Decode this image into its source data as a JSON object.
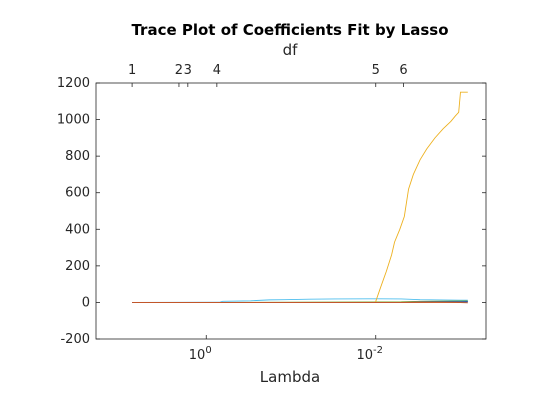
{
  "chart_data": {
    "type": "line",
    "title": "Trace Plot of Coefficients Fit by Lasso",
    "xlabel": "Lambda",
    "ylabel": "",
    "top_axis_label": "df",
    "x_scale": "log",
    "x_reversed": true,
    "xlim": [
      20,
      0.0005
    ],
    "ylim": [
      -200,
      1200
    ],
    "x_ticks": [
      {
        "value": 1,
        "label": "10",
        "exponent": "0"
      },
      {
        "value": 0.01,
        "label": "10",
        "exponent": "-2"
      }
    ],
    "y_ticks": [
      -200,
      0,
      200,
      400,
      600,
      800,
      1000,
      1200
    ],
    "df_ticks": [
      {
        "lambda": 7.5,
        "label": "1"
      },
      {
        "lambda": 2.1,
        "label": "2"
      },
      {
        "lambda": 1.65,
        "label": "3"
      },
      {
        "lambda": 0.75,
        "label": "4"
      },
      {
        "lambda": 0.01,
        "label": "5"
      },
      {
        "lambda": 0.0047,
        "label": "6"
      }
    ],
    "grid": false,
    "series": [
      {
        "color": "#4DBEEE",
        "points": [
          [
            7.5,
            0
          ],
          [
            0.7,
            1
          ],
          [
            0.64,
            6
          ],
          [
            0.3,
            9
          ],
          [
            0.18,
            14
          ],
          [
            0.12,
            15
          ],
          [
            0.06,
            18
          ],
          [
            0.03,
            19
          ],
          [
            0.012,
            20
          ],
          [
            0.005,
            19
          ],
          [
            0.003,
            15
          ],
          [
            0.001,
            12
          ],
          [
            0.00082,
            12
          ]
        ]
      },
      {
        "color": "#77AC30",
        "points": [
          [
            7.5,
            0
          ],
          [
            0.7,
            0
          ],
          [
            0.1,
            1
          ],
          [
            0.03,
            2
          ],
          [
            0.005,
            3
          ],
          [
            0.003,
            6
          ],
          [
            0.00082,
            8
          ]
        ]
      },
      {
        "color": "#EDB120",
        "points": [
          [
            7.5,
            0
          ],
          [
            0.0101,
            0
          ],
          [
            0.0088,
            80
          ],
          [
            0.0075,
            170
          ],
          [
            0.0065,
            260
          ],
          [
            0.006,
            330
          ],
          [
            0.0052,
            400
          ],
          [
            0.0046,
            470
          ],
          [
            0.0041,
            620
          ],
          [
            0.0036,
            700
          ],
          [
            0.003,
            780
          ],
          [
            0.0025,
            840
          ],
          [
            0.002,
            900
          ],
          [
            0.0016,
            950
          ],
          [
            0.0013,
            990
          ],
          [
            0.00115,
            1020
          ],
          [
            0.00105,
            1040
          ],
          [
            0.001,
            1150
          ],
          [
            0.00082,
            1150
          ]
        ]
      },
      {
        "color": "#7E2F8E",
        "points": [
          [
            7.5,
            0
          ],
          [
            0.005,
            0
          ],
          [
            0.003,
            2
          ],
          [
            0.001,
            4
          ],
          [
            0.00082,
            5
          ]
        ]
      },
      {
        "color": "#0072BD",
        "points": [
          [
            7.5,
            0
          ],
          [
            0.003,
            0
          ],
          [
            0.001,
            2
          ],
          [
            0.00082,
            3
          ]
        ]
      },
      {
        "color": "#D95319",
        "points": [
          [
            7.5,
            0
          ],
          [
            0.002,
            0
          ],
          [
            0.001,
            -1
          ],
          [
            0.00082,
            -2
          ]
        ]
      }
    ]
  }
}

=======

● **The problem**: Without the pictures, return all the records precisely as they stand.

● **Correct result**:
Decode this image into its source data as a JSON object.
{
  "chart_data": {
    "type": "line",
    "title": "Trace Plot of Coefficients Fit by Lasso",
    "xlabel": "Lambda",
    "ylabel": "",
    "top_axis_label": "df",
    "x_scale": "log",
    "x_reversed": true,
    "xlim": [
      20,
      0.0005
    ],
    "ylim": [
      -200,
      1200
    ],
    "x_ticks": [
      {
        "value": 1,
        "label": "10",
        "exponent": "0"
      },
      {
        "value": 0.01,
        "label": "10",
        "exponent": "-2"
      }
    ],
    "y_ticks": [
      -200,
      0,
      200,
      400,
      600,
      800,
      1000,
      1200
    ],
    "df_ticks": [
      {
        "lambda": 7.5,
        "label": "1"
      },
      {
        "lambda": 2.1,
        "label": "2"
      },
      {
        "lambda": 1.65,
        "label": "3"
      },
      {
        "lambda": 0.75,
        "label": "4"
      },
      {
        "lambda": 0.01,
        "label": "5"
      },
      {
        "lambda": 0.0047,
        "label": "6"
      }
    ],
    "grid": false,
    "series": [
      {
        "color": "#4DBEEE",
        "points": [
          [
            7.5,
            0
          ],
          [
            0.7,
            1
          ],
          [
            0.64,
            6
          ],
          [
            0.3,
            9
          ],
          [
            0.18,
            14
          ],
          [
            0.12,
            15
          ],
          [
            0.06,
            18
          ],
          [
            0.03,
            19
          ],
          [
            0.012,
            20
          ],
          [
            0.005,
            19
          ],
          [
            0.003,
            15
          ],
          [
            0.001,
            12
          ],
          [
            0.00082,
            12
          ]
        ]
      },
      {
        "color": "#77AC30",
        "points": [
          [
            7.5,
            0
          ],
          [
            0.7,
            0
          ],
          [
            0.1,
            1
          ],
          [
            0.03,
            2
          ],
          [
            0.005,
            3
          ],
          [
            0.003,
            6
          ],
          [
            0.00082,
            8
          ]
        ]
      },
      {
        "color": "#EDB120",
        "points": [
          [
            7.5,
            0
          ],
          [
            0.0101,
            0
          ],
          [
            0.0088,
            80
          ],
          [
            0.0075,
            170
          ],
          [
            0.0065,
            260
          ],
          [
            0.006,
            330
          ],
          [
            0.0052,
            400
          ],
          [
            0.0046,
            470
          ],
          [
            0.0041,
            620
          ],
          [
            0.0036,
            700
          ],
          [
            0.003,
            780
          ],
          [
            0.0025,
            840
          ],
          [
            0.002,
            900
          ],
          [
            0.0016,
            950
          ],
          [
            0.0013,
            990
          ],
          [
            0.00115,
            1020
          ],
          [
            0.00105,
            1040
          ],
          [
            0.001,
            1150
          ],
          [
            0.00082,
            1150
          ]
        ]
      },
      {
        "color": "#7E2F8E",
        "points": [
          [
            7.5,
            0
          ],
          [
            0.005,
            0
          ],
          [
            0.003,
            2
          ],
          [
            0.001,
            4
          ],
          [
            0.00082,
            5
          ]
        ]
      },
      {
        "color": "#0072BD",
        "points": [
          [
            7.5,
            0
          ],
          [
            0.003,
            0
          ],
          [
            0.001,
            2
          ],
          [
            0.00082,
            3
          ]
        ]
      },
      {
        "color": "#D95319",
        "points": [
          [
            7.5,
            0
          ],
          [
            0.002,
            0
          ],
          [
            0.001,
            -1
          ],
          [
            0.00082,
            -2
          ]
        ]
      }
    ]
  }
}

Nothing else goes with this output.